- [Task objective]
Lines with the word "stores": copy all of them from the entries below.

── Data for analysis ──

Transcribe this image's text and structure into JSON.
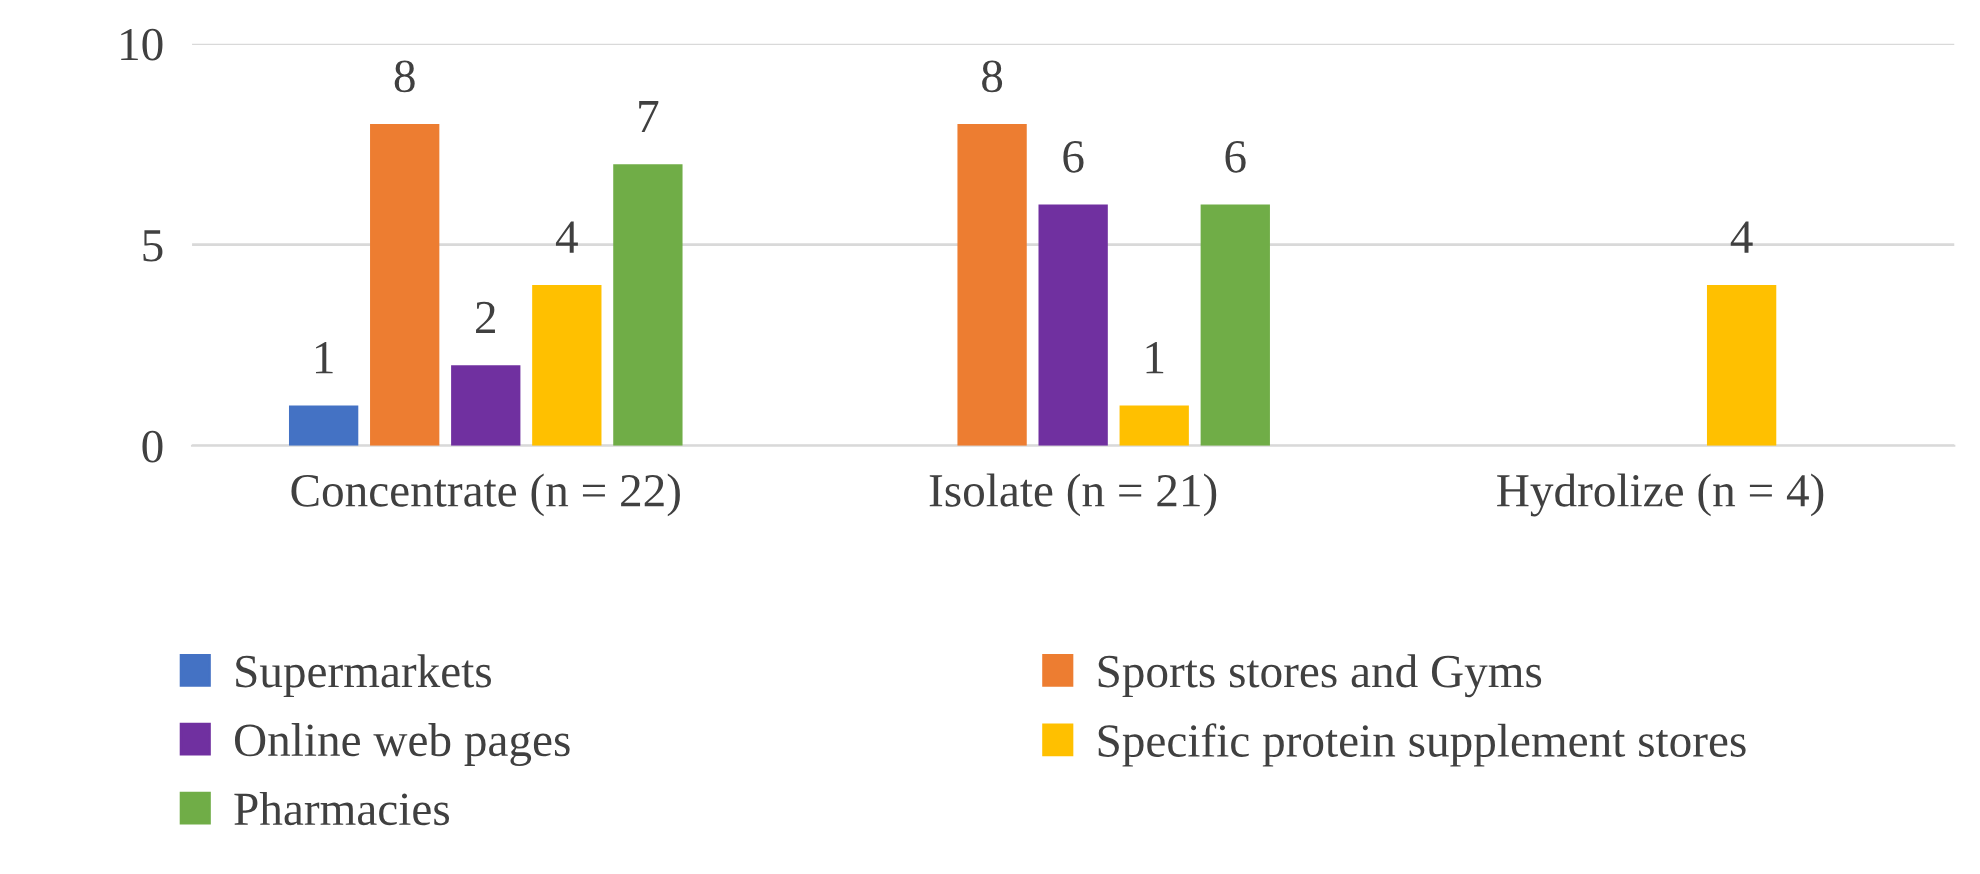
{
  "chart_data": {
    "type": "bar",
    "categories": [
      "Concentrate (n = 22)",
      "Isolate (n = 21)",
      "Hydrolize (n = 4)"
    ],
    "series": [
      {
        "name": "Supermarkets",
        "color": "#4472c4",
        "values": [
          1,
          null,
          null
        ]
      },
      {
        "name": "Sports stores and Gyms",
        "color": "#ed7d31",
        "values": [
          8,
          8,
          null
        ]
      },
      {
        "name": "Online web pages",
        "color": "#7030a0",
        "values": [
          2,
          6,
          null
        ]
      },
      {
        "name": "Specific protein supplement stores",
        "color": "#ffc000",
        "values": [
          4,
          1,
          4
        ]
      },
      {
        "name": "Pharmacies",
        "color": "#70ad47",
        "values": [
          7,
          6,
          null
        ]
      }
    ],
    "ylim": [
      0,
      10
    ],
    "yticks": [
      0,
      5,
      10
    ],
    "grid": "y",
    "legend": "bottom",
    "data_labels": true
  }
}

───

- [Result of the task]
        "name": "Sports stores and Gyms",
        "name": "Specific protein supplement stores",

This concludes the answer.